Aim => Reproduce every entry exactly, without alteration.

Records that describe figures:
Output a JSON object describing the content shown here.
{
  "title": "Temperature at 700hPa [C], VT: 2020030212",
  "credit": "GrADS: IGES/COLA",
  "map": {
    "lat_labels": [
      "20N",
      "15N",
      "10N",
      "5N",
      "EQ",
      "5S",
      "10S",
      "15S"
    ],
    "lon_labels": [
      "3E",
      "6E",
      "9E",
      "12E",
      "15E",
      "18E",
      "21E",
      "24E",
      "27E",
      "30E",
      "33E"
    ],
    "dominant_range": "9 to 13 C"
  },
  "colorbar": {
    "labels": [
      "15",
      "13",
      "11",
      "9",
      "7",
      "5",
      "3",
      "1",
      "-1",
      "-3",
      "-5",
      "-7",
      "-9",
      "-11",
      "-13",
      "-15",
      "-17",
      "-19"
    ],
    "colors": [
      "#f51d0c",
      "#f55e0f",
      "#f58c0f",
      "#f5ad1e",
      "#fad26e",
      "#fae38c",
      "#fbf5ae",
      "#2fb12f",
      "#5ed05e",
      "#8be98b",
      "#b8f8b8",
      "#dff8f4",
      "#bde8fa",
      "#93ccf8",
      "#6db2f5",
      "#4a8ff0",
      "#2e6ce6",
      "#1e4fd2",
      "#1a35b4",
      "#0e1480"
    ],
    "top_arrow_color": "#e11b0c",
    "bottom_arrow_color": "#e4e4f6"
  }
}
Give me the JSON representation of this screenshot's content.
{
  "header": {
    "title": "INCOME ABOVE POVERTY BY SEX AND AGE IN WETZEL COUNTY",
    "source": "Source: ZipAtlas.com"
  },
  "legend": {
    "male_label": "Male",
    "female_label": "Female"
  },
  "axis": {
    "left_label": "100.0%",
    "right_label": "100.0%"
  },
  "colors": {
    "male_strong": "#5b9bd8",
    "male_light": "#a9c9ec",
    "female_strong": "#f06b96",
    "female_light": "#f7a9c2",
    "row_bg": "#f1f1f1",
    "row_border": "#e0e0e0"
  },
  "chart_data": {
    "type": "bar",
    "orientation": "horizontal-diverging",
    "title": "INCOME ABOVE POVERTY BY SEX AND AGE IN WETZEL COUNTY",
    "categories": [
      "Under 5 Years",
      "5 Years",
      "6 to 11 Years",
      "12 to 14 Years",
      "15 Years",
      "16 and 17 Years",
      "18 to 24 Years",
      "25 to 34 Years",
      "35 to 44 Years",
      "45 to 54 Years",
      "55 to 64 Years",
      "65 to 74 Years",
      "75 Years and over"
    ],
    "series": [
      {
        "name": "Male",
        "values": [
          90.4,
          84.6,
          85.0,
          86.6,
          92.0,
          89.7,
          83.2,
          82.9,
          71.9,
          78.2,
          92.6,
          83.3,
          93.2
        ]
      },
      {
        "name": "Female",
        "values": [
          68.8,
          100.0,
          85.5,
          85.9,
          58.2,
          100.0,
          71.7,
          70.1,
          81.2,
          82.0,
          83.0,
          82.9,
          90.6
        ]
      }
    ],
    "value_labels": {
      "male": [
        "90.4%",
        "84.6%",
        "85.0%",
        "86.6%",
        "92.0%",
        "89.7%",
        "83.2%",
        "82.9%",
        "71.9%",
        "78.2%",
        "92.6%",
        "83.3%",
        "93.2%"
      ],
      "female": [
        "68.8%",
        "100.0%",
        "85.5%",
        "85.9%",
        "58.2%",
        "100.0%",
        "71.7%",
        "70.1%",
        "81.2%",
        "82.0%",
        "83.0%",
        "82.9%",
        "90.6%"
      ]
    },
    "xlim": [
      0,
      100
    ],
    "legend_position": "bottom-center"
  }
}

Full solution =>
Output a JSON object describing the content shown here.
{
  "title": "Temperature at 700hPa [C], VT: 2020030212",
  "credit": "GrADS: IGES/COLA",
  "map": {
    "lat_labels": [
      "20N",
      "15N",
      "10N",
      "5N",
      "EQ",
      "5S",
      "10S",
      "15S"
    ],
    "lon_labels": [
      "3E",
      "6E",
      "9E",
      "12E",
      "15E",
      "18E",
      "21E",
      "24E",
      "27E",
      "30E",
      "33E"
    ],
    "dominant_range": "9 to 13 C"
  },
  "colorbar": {
    "labels": [
      "15",
      "13",
      "11",
      "9",
      "7",
      "5",
      "3",
      "1",
      "-1",
      "-3",
      "-5",
      "-7",
      "-9",
      "-11",
      "-13",
      "-15",
      "-17",
      "-19"
    ],
    "colors": [
      "#f51d0c",
      "#f55e0f",
      "#f58c0f",
      "#f5ad1e",
      "#fad26e",
      "#fae38c",
      "#fbf5ae",
      "#2fb12f",
      "#5ed05e",
      "#8be98b",
      "#b8f8b8",
      "#dff8f4",
      "#bde8fa",
      "#93ccf8",
      "#6db2f5",
      "#4a8ff0",
      "#2e6ce6",
      "#1e4fd2",
      "#1a35b4",
      "#0e1480"
    ],
    "top_arrow_color": "#e11b0c",
    "bottom_arrow_color": "#e4e4f6"
  }
}
Give me the JSON representation of this screenshot's content.
{
  "header": {
    "title": "INCOME ABOVE POVERTY BY SEX AND AGE IN WETZEL COUNTY",
    "source": "Source: ZipAtlas.com"
  },
  "legend": {
    "male_label": "Male",
    "female_label": "Female"
  },
  "axis": {
    "left_label": "100.0%",
    "right_label": "100.0%"
  },
  "colors": {
    "male_strong": "#5b9bd8",
    "male_light": "#a9c9ec",
    "female_strong": "#f06b96",
    "female_light": "#f7a9c2",
    "row_bg": "#f1f1f1",
    "row_border": "#e0e0e0"
  },
  "chart_data": {
    "type": "bar",
    "orientation": "horizontal-diverging",
    "title": "INCOME ABOVE POVERTY BY SEX AND AGE IN WETZEL COUNTY",
    "categories": [
      "Under 5 Years",
      "5 Years",
      "6 to 11 Years",
      "12 to 14 Years",
      "15 Years",
      "16 and 17 Years",
      "18 to 24 Years",
      "25 to 34 Years",
      "35 to 44 Years",
      "45 to 54 Years",
      "55 to 64 Years",
      "65 to 74 Years",
      "75 Years and over"
    ],
    "series": [
      {
        "name": "Male",
        "values": [
          90.4,
          84.6,
          85.0,
          86.6,
          92.0,
          89.7,
          83.2,
          82.9,
          71.9,
          78.2,
          92.6,
          83.3,
          93.2
        ]
      },
      {
        "name": "Female",
        "values": [
          68.8,
          100.0,
          85.5,
          85.9,
          58.2,
          100.0,
          71.7,
          70.1,
          81.2,
          82.0,
          83.0,
          82.9,
          90.6
        ]
      }
    ],
    "value_labels": {
      "male": [
        "90.4%",
        "84.6%",
        "85.0%",
        "86.6%",
        "92.0%",
        "89.7%",
        "83.2%",
        "82.9%",
        "71.9%",
        "78.2%",
        "92.6%",
        "83.3%",
        "93.2%"
      ],
      "female": [
        "68.8%",
        "100.0%",
        "85.5%",
        "85.9%",
        "58.2%",
        "100.0%",
        "71.7%",
        "70.1%",
        "81.2%",
        "82.0%",
        "83.0%",
        "82.9%",
        "90.6%"
      ]
    },
    "xlim": [
      0,
      100
    ],
    "legend_position": "bottom-center"
  }
}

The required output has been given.